(Source data)
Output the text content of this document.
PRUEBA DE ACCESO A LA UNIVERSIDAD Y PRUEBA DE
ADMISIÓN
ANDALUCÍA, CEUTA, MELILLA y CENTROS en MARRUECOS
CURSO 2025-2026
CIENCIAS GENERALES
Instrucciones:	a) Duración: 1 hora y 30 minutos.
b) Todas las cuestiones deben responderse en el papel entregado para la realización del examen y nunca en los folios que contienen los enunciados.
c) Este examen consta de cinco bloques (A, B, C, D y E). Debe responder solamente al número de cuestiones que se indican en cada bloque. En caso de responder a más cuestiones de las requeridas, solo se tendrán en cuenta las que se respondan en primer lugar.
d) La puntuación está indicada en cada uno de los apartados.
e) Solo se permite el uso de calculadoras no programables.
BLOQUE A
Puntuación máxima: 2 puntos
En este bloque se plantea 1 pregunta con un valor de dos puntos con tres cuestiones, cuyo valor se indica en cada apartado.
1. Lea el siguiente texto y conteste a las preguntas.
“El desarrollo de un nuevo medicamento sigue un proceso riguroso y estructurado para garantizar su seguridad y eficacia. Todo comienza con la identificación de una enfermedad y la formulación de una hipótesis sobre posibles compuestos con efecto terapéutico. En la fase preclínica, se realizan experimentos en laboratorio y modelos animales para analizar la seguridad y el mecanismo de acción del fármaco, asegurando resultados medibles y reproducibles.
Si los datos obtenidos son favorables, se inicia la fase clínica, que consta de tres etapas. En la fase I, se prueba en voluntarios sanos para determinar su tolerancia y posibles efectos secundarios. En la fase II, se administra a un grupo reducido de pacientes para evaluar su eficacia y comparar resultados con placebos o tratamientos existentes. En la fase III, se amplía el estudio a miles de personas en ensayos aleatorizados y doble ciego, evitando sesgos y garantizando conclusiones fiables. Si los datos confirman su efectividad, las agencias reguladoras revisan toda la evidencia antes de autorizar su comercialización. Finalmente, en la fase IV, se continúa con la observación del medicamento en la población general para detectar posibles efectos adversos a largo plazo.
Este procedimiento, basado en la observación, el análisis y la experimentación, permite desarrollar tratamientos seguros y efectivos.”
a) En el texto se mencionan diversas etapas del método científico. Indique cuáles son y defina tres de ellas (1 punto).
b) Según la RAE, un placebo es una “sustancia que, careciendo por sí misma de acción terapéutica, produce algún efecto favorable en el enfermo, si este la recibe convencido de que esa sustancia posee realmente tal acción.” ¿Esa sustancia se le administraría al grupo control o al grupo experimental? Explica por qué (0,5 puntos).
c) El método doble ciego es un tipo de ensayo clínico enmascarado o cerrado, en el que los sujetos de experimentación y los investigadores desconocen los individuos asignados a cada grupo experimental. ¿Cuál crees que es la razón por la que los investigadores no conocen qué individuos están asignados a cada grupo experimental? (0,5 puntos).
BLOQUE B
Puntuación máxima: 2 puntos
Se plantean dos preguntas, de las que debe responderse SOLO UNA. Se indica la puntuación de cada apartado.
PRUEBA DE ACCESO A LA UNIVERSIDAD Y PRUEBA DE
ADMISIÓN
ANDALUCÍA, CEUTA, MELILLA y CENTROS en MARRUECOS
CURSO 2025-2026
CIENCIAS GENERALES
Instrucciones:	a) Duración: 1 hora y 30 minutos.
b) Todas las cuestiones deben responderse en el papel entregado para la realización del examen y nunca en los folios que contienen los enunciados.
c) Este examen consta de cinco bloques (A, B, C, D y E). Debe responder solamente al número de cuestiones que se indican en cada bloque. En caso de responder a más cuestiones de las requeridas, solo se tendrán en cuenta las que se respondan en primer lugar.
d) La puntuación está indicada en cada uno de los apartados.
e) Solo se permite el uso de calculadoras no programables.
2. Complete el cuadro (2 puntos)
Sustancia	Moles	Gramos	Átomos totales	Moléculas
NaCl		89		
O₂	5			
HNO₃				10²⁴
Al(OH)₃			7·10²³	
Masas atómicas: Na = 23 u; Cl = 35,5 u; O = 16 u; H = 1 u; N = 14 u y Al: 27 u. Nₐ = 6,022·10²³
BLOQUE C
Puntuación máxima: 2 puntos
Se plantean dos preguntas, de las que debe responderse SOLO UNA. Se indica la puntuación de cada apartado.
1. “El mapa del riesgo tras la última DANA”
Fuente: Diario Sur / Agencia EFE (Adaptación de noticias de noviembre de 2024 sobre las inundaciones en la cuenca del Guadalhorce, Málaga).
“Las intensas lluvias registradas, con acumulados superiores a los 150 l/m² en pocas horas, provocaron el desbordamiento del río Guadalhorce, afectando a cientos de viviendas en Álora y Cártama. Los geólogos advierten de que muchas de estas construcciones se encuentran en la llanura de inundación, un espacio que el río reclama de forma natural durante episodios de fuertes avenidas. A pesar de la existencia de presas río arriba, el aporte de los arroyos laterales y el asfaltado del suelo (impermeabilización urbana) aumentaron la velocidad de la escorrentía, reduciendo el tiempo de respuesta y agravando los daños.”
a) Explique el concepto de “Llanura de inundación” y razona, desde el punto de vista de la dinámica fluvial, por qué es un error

**WHAT THE TASK ASKS**
Restate the whole of the material exactly.

**OUTPUT FOR THIS EXERCISE**
Output the text content of this document.
PRUEBA DE ACCESO A LA UNIVERSIDAD Y PRUEBA DE
ADMISIÓN
ANDALUCÍA, CEUTA, MELILLA y CENTROS en MARRUECOS
CURSO 2025-2026
CIENCIAS GENERALES
Instrucciones:	a) Duración: 1 hora y 30 minutos.
b) Todas las cuestiones deben responderse en el papel entregado para la realización del examen y nunca en los folios que contienen los enunciados.
c) Este examen consta de cinco bloques (A, B, C, D y E). Debe responder solamente al número de cuestiones que se indican en cada bloque. En caso de responder a más cuestiones de las requeridas, solo se tendrán en cuenta las que se respondan en primer lugar.
d) La puntuación está indicada en cada uno de los apartados.
e) Solo se permite el uso de calculadoras no programables.
BLOQUE A
Puntuación máxima: 2 puntos
En este bloque se plantea 1 pregunta con un valor de dos puntos con tres cuestiones, cuyo valor se indica en cada apartado.
1. Lea el siguiente texto y conteste a las preguntas.
“El desarrollo de un nuevo medicamento sigue un proceso riguroso y estructurado para garantizar su seguridad y eficacia. Todo comienza con la identificación de una enfermedad y la formulación de una hipótesis sobre posibles compuestos con efecto terapéutico. En la fase preclínica, se realizan experimentos en laboratorio y modelos animales para analizar la seguridad y el mecanismo de acción del fármaco, asegurando resultados medibles y reproducibles.
Si los datos obtenidos son favorables, se inicia la fase clínica, que consta de tres etapas. En la fase I, se prueba en voluntarios sanos para determinar su tolerancia y posibles efectos secundarios. En la fase II, se administra a un grupo reducido de pacientes para evaluar su eficacia y comparar resultados con placebos o tratamientos existentes. En la fase III, se amplía el estudio a miles de personas en ensayos aleatorizados y doble ciego, evitando sesgos y garantizando conclusiones fiables. Si los datos confirman su efectividad, las agencias reguladoras revisan toda la evidencia antes de autorizar su comercialización. Finalmente, en la fase IV, se continúa con la observación del medicamento en la población general para detectar posibles efectos adversos a largo plazo.
Este procedimiento, basado en la observación, el análisis y la experimentación, permite desarrollar tratamientos seguros y efectivos.”
a) En el texto se mencionan diversas etapas del método científico. Indique cuáles son y defina tres de ellas (1 punto).
b) Según la RAE, un placebo es una “sustancia que, careciendo por sí misma de acción terapéutica, produce algún efecto favorable en el enfermo, si este la recibe convencido de que esa sustancia posee realmente tal acción.” ¿Esa sustancia se le administraría al grupo control o al grupo experimental? Explica por qué (0,5 puntos).
c) El método doble ciego es un tipo de ensayo clínico enmascarado o cerrado, en el que los sujetos de experimentación y los investigadores desconocen los individuos asignados a cada grupo experimental. ¿Cuál crees que es la razón por la que los investigadores no conocen qué individuos están asignados a cada grupo experimental? (0,5 puntos).
BLOQUE B
Puntuación máxima: 2 puntos
Se plantean dos preguntas, de las que debe responderse SOLO UNA. Se indica la puntuación de cada apartado.
PRUEBA DE ACCESO A LA UNIVERSIDAD Y PRUEBA DE
ADMISIÓN
ANDALUCÍA, CEUTA, MELILLA y CENTROS en MARRUECOS
CURSO 2025-2026
CIENCIAS GENERALES
Instrucciones:	a) Duración: 1 hora y 30 minutos.
b) Todas las cuestiones deben responderse en el papel entregado para la realización del examen y nunca en los folios que contienen los enunciados.
c) Este examen consta de cinco bloques (A, B, C, D y E). Debe responder solamente al número de cuestiones que se indican en cada bloque. En caso de responder a más cuestiones de las requeridas, solo se tendrán en cuenta las que se respondan en primer lugar.
d) La puntuación está indicada en cada uno de los apartados.
e) Solo se permite el uso de calculadoras no programables.
2. Complete el cuadro (2 puntos)
Sustancia	Moles	Gramos	Átomos totales	Moléculas
NaCl		89		
O₂	5			
HNO₃				10²⁴
Al(OH)₃			7·10²³	
Masas atómicas: Na = 23 u; Cl = 35,5 u; O = 16 u; H = 1 u; N = 14 u y Al: 27 u. Nₐ = 6,022·10²³
BLOQUE C
Puntuación máxima: 2 puntos
Se plantean dos preguntas, de las que debe responderse SOLO UNA. Se indica la puntuación de cada apartado.
1. “El mapa del riesgo tras la última DANA”
Fuente: Diario Sur / Agencia EFE (Adaptación de noticias de noviembre de 2024 sobre las inundaciones en la cuenca del Guadalhorce, Málaga).
“Las intensas lluvias registradas, con acumulados superiores a los 150 l/m² en pocas horas, provocaron el desbordamiento del río Guadalhorce, afectando a cientos de viviendas en Álora y Cártama. Los geólogos advierten de que muchas de estas construcciones se encuentran en la llanura de inundación, un espacio que el río reclama de forma natural durante episodios de fuertes avenidas. A pesar de la existencia de presas río arriba, el aporte de los arroyos laterales y el asfaltado del suelo (impermeabilización urbana) aumentaron la velocidad de la escorrentía, reduciendo el tiempo de respuesta y agravando los daños.”
a) Explique el concepto de “Llanura de inundación” y razona, desde el punto de vista de la dinámica fluvial, por qué es un error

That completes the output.